* start Material for the task *
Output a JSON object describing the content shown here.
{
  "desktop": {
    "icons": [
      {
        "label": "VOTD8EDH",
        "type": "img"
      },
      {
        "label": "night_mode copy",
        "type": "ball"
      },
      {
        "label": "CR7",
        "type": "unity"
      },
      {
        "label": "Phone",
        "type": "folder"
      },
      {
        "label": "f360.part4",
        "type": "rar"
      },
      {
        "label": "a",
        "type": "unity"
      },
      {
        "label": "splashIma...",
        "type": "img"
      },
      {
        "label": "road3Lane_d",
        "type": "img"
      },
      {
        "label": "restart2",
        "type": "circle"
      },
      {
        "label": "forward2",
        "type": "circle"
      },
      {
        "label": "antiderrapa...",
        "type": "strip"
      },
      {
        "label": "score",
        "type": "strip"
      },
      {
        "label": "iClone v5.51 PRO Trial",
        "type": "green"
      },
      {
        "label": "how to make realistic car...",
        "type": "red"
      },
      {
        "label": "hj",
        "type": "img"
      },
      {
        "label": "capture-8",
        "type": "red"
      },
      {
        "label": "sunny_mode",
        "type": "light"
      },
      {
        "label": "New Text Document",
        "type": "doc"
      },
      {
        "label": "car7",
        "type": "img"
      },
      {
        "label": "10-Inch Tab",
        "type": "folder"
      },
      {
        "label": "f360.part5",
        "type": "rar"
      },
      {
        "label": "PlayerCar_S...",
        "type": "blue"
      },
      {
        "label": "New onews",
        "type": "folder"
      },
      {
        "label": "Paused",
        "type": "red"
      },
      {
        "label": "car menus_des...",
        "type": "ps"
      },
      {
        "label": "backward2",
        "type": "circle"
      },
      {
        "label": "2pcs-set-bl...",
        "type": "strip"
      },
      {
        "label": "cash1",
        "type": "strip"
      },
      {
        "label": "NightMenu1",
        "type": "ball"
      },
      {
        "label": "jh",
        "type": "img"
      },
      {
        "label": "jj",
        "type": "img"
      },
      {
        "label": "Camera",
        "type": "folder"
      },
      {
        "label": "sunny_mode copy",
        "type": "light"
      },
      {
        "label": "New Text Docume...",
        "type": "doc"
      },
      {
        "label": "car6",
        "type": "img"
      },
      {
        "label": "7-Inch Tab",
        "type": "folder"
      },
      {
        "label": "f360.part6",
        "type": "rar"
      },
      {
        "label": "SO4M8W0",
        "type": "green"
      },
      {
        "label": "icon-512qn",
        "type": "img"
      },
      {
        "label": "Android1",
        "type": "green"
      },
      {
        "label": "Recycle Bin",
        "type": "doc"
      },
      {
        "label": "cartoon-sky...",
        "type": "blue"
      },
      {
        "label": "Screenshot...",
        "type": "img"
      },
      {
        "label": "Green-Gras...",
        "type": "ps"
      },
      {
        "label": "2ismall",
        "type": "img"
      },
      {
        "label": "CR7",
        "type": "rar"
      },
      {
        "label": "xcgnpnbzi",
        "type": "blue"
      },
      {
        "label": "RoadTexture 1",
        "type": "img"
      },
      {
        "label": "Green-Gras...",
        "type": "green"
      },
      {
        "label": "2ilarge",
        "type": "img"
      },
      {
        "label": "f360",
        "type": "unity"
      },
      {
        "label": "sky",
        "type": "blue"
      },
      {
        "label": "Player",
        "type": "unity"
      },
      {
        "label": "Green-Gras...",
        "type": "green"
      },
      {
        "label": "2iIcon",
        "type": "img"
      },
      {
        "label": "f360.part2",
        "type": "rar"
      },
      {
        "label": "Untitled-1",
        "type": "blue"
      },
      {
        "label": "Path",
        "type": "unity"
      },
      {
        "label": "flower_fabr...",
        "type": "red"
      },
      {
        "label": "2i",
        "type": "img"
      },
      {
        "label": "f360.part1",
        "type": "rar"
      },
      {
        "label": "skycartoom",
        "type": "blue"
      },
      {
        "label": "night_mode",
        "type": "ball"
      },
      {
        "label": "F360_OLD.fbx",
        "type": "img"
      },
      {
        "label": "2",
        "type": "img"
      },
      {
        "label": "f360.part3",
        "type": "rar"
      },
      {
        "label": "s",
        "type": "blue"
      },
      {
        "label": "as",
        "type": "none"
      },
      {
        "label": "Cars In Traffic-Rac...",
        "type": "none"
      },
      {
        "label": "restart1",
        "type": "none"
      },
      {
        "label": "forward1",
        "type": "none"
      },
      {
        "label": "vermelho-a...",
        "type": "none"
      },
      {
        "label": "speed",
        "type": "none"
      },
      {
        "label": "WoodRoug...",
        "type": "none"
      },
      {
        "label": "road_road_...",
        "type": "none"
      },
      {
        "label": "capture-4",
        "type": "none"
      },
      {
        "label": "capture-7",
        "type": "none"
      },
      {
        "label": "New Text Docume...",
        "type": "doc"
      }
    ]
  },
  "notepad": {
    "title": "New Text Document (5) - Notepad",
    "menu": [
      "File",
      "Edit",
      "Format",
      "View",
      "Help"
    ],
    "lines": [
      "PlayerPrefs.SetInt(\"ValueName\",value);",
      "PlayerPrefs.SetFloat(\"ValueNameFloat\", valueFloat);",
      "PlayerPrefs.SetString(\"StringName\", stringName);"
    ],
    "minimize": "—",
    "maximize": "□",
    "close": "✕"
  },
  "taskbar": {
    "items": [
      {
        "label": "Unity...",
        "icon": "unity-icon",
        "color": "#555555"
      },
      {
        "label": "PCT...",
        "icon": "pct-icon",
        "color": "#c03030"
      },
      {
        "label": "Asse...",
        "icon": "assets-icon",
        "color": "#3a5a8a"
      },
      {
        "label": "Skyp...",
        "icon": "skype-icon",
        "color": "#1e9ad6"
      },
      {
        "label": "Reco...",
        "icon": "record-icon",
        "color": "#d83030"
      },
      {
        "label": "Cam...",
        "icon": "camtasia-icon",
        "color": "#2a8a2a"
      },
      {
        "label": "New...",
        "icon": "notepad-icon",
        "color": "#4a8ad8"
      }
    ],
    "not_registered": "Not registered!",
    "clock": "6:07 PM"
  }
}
* end Material for the task *
Reproduce the full listing above, character for character.

▶ **Task output**:
Output a JSON object describing the content shown here.
{
  "desktop": {
    "icons": [
      {
        "label": "VOTD8EDH",
        "type": "img"
      },
      {
        "label": "night_mode copy",
        "type": "ball"
      },
      {
        "label": "CR7",
        "type": "unity"
      },
      {
        "label": "Phone",
        "type": "folder"
      },
      {
        "label": "f360.part4",
        "type": "rar"
      },
      {
        "label": "a",
        "type": "unity"
      },
      {
        "label": "splashIma...",
        "type": "img"
      },
      {
        "label": "road3Lane_d",
        "type": "img"
      },
      {
        "label": "restart2",
        "type": "circle"
      },
      {
        "label": "forward2",
        "type": "circle"
      },
      {
        "label": "antiderrapa...",
        "type": "strip"
      },
      {
        "label": "score",
        "type": "strip"
      },
      {
        "label": "iClone v5.51 PRO Trial",
        "type": "green"
      },
      {
        "label": "how to make realistic car...",
        "type": "red"
      },
      {
        "label": "hj",
        "type": "img"
      },
      {
        "label": "capture-8",
        "type": "red"
      },
      {
        "label": "sunny_mode",
        "type": "light"
      },
      {
        "label": "New Text Document",
        "type": "doc"
      },
      {
        "label": "car7",
        "type": "img"
      },
      {
        "label": "10-Inch Tab",
        "type": "folder"
      },
      {
        "label": "f360.part5",
        "type": "rar"
      },
      {
        "label": "PlayerCar_S...",
        "type": "blue"
      },
      {
        "label": "New onews",
        "type": "folder"
      },
      {
        "label": "Paused",
        "type": "red"
      },
      {
        "label": "car menus_des...",
        "type": "ps"
      },
      {
        "label": "backward2",
        "type": "circle"
      },
      {
        "label": "2pcs-set-bl...",
        "type": "strip"
      },
      {
        "label": "cash1",
        "type": "strip"
      },
      {
        "label": "NightMenu1",
        "type": "ball"
      },
      {
        "label": "jh",
        "type": "img"
      },
      {
        "label": "jj",
        "type": "img"
      },
      {
        "label": "Camera",
        "type": "folder"
      },
      {
        "label": "sunny_mode copy",
        "type": "light"
      },
      {
        "label": "New Text Docume...",
        "type": "doc"
      },
      {
        "label": "car6",
        "type": "img"
      },
      {
        "label": "7-Inch Tab",
        "type": "folder"
      },
      {
        "label": "f360.part6",
        "type": "rar"
      },
      {
        "label": "SO4M8W0",
        "type": "green"
      },
      {
        "label": "icon-512qn",
        "type": "img"
      },
      {
        "label": "Android1",
        "type": "green"
      },
      {
        "label": "Recycle Bin",
        "type": "doc"
      },
      {
        "label": "cartoon-sky...",
        "type": "blue"
      },
      {
        "label": "Screenshot...",
        "type": "img"
      },
      {
        "label": "Green-Gras...",
        "type": "ps"
      },
      {
        "label": "2ismall",
        "type": "img"
      },
      {
        "label": "CR7",
        "type": "rar"
      },
      {
        "label": "xcgnpnbzi",
        "type": "blue"
      },
      {
        "label": "RoadTexture 1",
        "type": "img"
      },
      {
        "label": "Green-Gras...",
        "type": "green"
      },
      {
        "label": "2ilarge",
        "type": "img"
      },
      {
        "label": "f360",
        "type": "unity"
      },
      {
        "label": "sky",
        "type": "blue"
      },
      {
        "label": "Player",
        "type": "unity"
      },
      {
        "label": "Green-Gras...",
        "type": "green"
      },
      {
        "label": "2iIcon",
        "type": "img"
      },
      {
        "label": "f360.part2",
        "type": "rar"
      },
      {
        "label": "Untitled-1",
        "type": "blue"
      },
      {
        "label": "Path",
        "type": "unity"
      },
      {
        "label": "flower_fabr...",
        "type": "red"
      },
      {
        "label": "2i",
        "type": "img"
      },
      {
        "label": "f360.part1",
        "type": "rar"
      },
      {
        "label": "skycartoom",
        "type": "blue"
      },
      {
        "label": "night_mode",
        "type": "ball"
      },
      {
        "label": "F360_OLD.fbx",
        "type": "img"
      },
      {
        "label": "2",
        "type": "img"
      },
      {
        "label": "f360.part3",
        "type": "rar"
      },
      {
        "label": "s",
        "type": "blue"
      },
      {
        "label": "as",
        "type": "none"
      },
      {
        "label": "Cars In Traffic-Rac...",
        "type": "none"
      },
      {
        "label": "restart1",
        "type": "none"
      },
      {
        "label": "forward1",
        "type": "none"
      },
      {
        "label": "vermelho-a...",
        "type": "none"
      },
      {
        "label": "speed",
        "type": "none"
      },
      {
        "label": "WoodRoug...",
        "type": "none"
      },
      {
        "label": "road_road_...",
        "type": "none"
      },
      {
        "label": "capture-4",
        "type": "none"
      },
      {
        "label": "capture-7",
        "type": "none"
      },
      {
        "label": "New Text Docume...",
        "type": "doc"
      }
    ]
  },
  "notepad": {
    "title": "New Text Document (5) - Notepad",
    "menu": [
      "File",
      "Edit",
      "Format",
      "View",
      "Help"
    ],
    "lines": [
      "PlayerPrefs.SetInt(\"ValueName\",value);",
      "PlayerPrefs.SetFloat(\"ValueNameFloat\", valueFloat);",
      "PlayerPrefs.SetString(\"StringName\", stringName);"
    ],
    "minimize": "—",
    "maximize": "□",
    "close": "✕"
  },
  "taskbar": {
    "items": [
      {
        "label": "Unity...",
        "icon": "unity-icon",
        "color": "#555555"
      },
      {
        "label": "PCT...",
        "icon": "pct-icon",
        "color": "#c03030"
      },
      {
        "label": "Asse...",
        "icon": "assets-icon",
        "color": "#3a5a8a"
      },
      {
        "label": "Skyp...",
        "icon": "skype-icon",
        "color": "#1e9ad6"
      },
      {
        "label": "Reco...",
        "icon": "record-icon",
        "color": "#d83030"
      },
      {
        "label": "Cam...",
        "icon": "camtasia-icon",
        "color": "#2a8a2a"
      },
      {
        "label": "New...",
        "icon": "notepad-icon",
        "color": "#4a8ad8"
      }
    ],
    "not_registered": "Not registered!",
    "clock": "6:07 PM"
  }
}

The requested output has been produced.